## Work to be completed
Look through the material and copy each line holding "skladu".
BEGIN Data for this exercise
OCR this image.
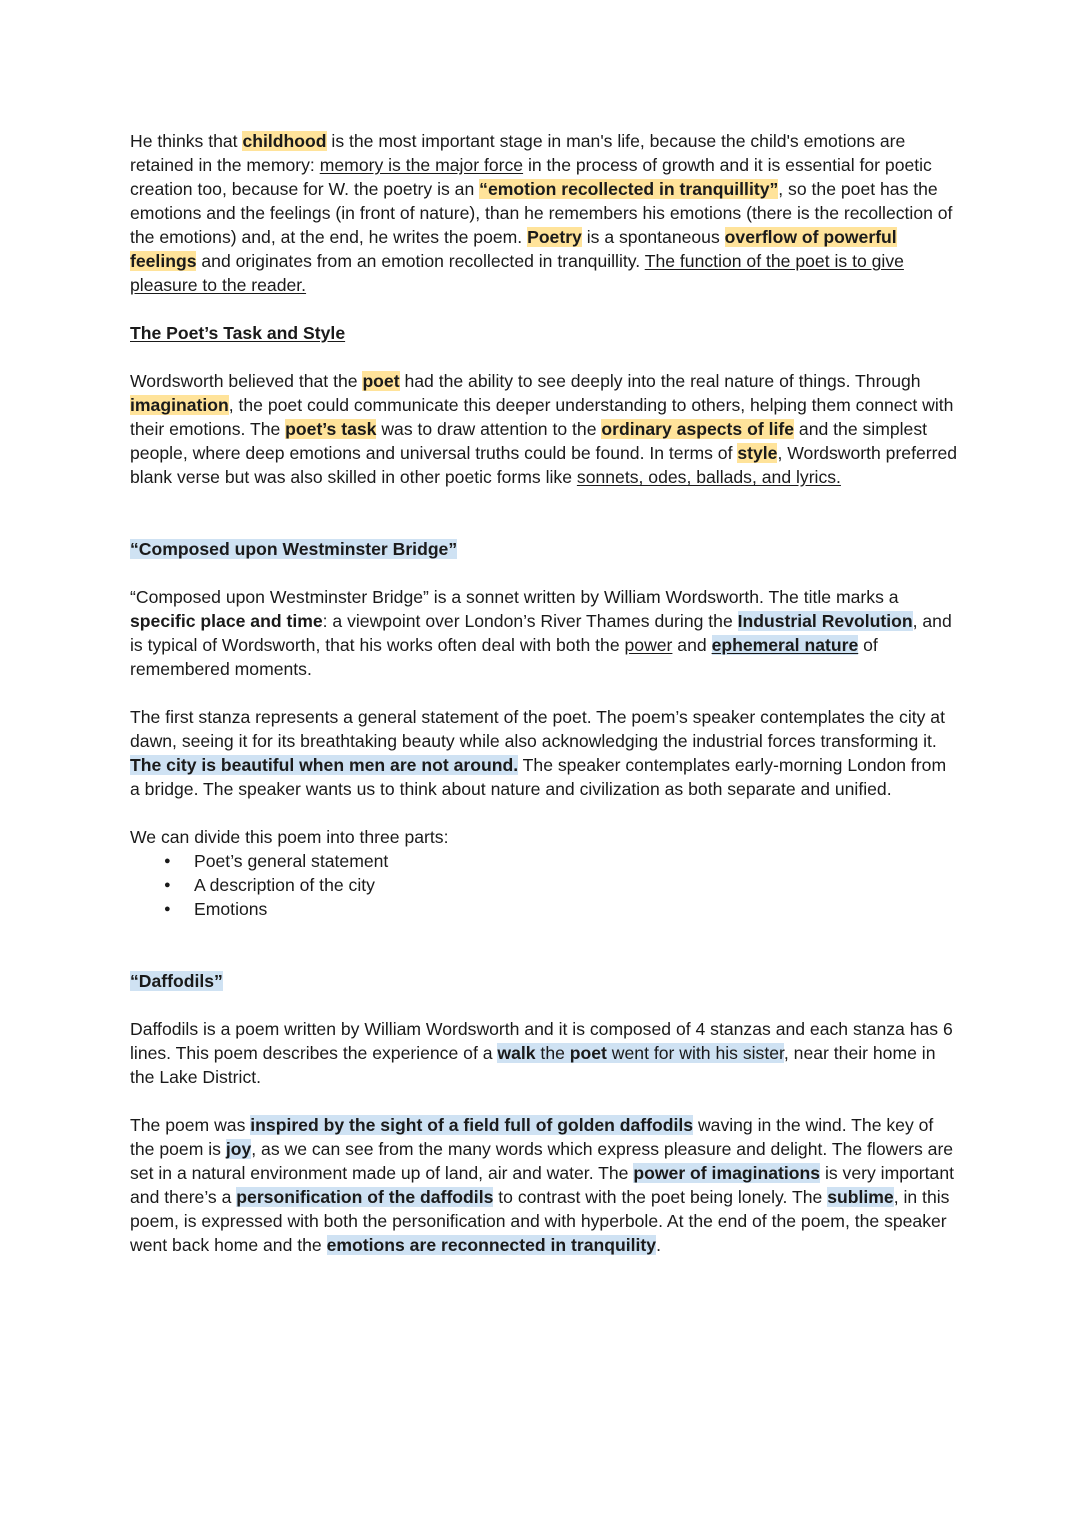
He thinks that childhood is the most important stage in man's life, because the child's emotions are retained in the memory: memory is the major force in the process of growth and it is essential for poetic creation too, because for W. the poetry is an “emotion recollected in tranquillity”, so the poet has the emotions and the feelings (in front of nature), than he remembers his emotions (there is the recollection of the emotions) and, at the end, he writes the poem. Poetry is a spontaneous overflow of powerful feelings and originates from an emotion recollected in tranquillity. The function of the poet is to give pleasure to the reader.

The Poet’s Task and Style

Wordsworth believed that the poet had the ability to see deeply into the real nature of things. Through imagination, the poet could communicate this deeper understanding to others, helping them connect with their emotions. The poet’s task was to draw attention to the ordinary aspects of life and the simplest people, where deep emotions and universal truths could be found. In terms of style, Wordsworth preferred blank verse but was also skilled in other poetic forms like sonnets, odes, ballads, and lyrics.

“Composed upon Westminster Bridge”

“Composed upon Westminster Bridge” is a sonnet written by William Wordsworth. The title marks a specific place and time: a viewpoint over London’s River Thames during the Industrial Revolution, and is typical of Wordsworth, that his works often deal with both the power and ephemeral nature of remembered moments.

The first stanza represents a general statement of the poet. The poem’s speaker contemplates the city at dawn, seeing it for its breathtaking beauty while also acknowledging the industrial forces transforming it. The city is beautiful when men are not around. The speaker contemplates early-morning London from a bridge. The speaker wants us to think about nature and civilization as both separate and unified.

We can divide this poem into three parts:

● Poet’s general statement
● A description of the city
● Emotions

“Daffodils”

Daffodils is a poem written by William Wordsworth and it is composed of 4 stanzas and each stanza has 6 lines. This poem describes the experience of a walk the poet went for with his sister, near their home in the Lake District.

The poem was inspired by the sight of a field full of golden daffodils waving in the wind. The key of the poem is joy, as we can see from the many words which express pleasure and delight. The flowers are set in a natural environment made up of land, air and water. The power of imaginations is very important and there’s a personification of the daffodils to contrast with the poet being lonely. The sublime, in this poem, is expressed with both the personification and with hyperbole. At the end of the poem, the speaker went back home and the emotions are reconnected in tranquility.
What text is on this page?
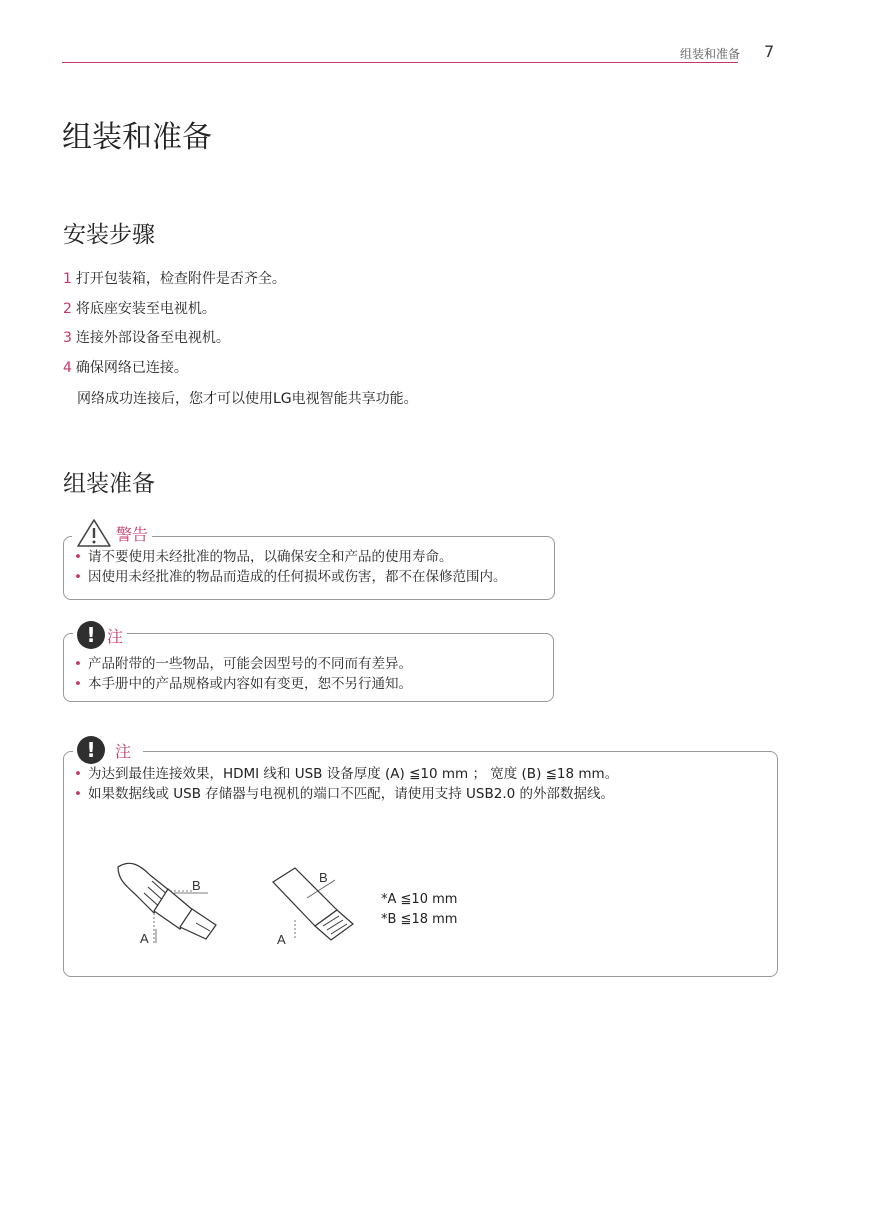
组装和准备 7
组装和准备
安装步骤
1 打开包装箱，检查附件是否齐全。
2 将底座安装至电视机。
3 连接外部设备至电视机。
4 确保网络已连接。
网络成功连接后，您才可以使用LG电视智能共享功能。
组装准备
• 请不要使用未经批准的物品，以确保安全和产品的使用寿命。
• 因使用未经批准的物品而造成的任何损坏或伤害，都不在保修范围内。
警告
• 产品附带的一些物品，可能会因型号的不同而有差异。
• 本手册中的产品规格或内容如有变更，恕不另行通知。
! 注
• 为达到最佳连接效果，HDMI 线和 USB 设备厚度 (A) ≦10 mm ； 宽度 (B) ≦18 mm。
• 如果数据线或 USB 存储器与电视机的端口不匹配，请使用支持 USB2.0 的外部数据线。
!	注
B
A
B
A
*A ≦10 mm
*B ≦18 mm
END Data for this exercise
BEGIN Data for this exercise
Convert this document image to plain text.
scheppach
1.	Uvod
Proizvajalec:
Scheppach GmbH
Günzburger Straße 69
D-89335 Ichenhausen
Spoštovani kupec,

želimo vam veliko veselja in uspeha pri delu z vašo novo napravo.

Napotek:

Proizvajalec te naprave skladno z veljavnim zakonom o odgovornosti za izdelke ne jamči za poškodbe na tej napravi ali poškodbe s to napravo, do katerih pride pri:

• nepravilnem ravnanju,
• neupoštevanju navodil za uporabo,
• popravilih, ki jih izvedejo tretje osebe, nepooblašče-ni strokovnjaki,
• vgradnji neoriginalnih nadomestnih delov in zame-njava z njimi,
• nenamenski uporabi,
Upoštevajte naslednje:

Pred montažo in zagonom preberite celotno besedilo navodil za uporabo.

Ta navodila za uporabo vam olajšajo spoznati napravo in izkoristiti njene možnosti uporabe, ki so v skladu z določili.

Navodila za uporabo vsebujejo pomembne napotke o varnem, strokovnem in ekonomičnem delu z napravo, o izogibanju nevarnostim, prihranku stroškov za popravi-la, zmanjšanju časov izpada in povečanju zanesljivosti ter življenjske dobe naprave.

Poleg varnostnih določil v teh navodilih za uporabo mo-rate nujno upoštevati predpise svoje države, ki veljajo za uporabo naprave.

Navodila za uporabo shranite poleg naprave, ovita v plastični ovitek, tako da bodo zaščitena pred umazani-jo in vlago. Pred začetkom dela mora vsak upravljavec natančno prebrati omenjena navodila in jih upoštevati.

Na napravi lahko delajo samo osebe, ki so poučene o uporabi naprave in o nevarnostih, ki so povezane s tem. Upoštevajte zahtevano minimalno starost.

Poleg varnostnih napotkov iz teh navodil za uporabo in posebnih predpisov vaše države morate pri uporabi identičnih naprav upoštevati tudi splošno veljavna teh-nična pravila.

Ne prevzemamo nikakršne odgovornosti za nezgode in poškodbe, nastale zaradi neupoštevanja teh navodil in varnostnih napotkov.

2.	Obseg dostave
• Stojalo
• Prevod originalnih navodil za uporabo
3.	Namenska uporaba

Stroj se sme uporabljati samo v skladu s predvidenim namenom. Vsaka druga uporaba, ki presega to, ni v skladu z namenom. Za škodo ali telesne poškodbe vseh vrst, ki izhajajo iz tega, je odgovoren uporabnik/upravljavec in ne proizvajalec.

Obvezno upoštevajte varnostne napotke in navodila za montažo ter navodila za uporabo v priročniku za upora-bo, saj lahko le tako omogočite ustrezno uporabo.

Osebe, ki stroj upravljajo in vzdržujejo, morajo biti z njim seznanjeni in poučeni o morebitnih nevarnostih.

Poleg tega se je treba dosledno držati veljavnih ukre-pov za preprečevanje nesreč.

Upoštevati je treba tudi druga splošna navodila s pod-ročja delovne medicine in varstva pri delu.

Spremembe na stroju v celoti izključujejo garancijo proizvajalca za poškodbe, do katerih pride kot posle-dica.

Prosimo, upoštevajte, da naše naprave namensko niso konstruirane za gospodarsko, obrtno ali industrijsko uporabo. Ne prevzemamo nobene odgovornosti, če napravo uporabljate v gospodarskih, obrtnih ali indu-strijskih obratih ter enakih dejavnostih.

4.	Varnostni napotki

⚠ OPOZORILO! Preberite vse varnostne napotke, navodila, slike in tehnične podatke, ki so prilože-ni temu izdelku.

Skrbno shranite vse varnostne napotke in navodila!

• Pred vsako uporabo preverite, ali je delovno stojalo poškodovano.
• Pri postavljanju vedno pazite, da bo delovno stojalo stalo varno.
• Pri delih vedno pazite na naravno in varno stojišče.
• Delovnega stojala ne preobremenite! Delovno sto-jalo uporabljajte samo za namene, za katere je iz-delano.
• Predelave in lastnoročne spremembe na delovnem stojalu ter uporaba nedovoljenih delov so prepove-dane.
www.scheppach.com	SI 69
END Data for this exercise
## Finished task
Ta navodila za uporabo vam olajšajo spoznati napravo in izkoristiti njene možnosti uporabe, ki so v skladu z določili.
Stroj se sme uporabljati samo v skladu s predvidenim namenom. Vsaka druga uporaba, ki presega to, ni v skladu z namenom. Za škodo ali telesne poškodbe vseh vrst, ki izhajajo iz tega, je odgovoren uporabnik/upravljavec in ne proizvajalec.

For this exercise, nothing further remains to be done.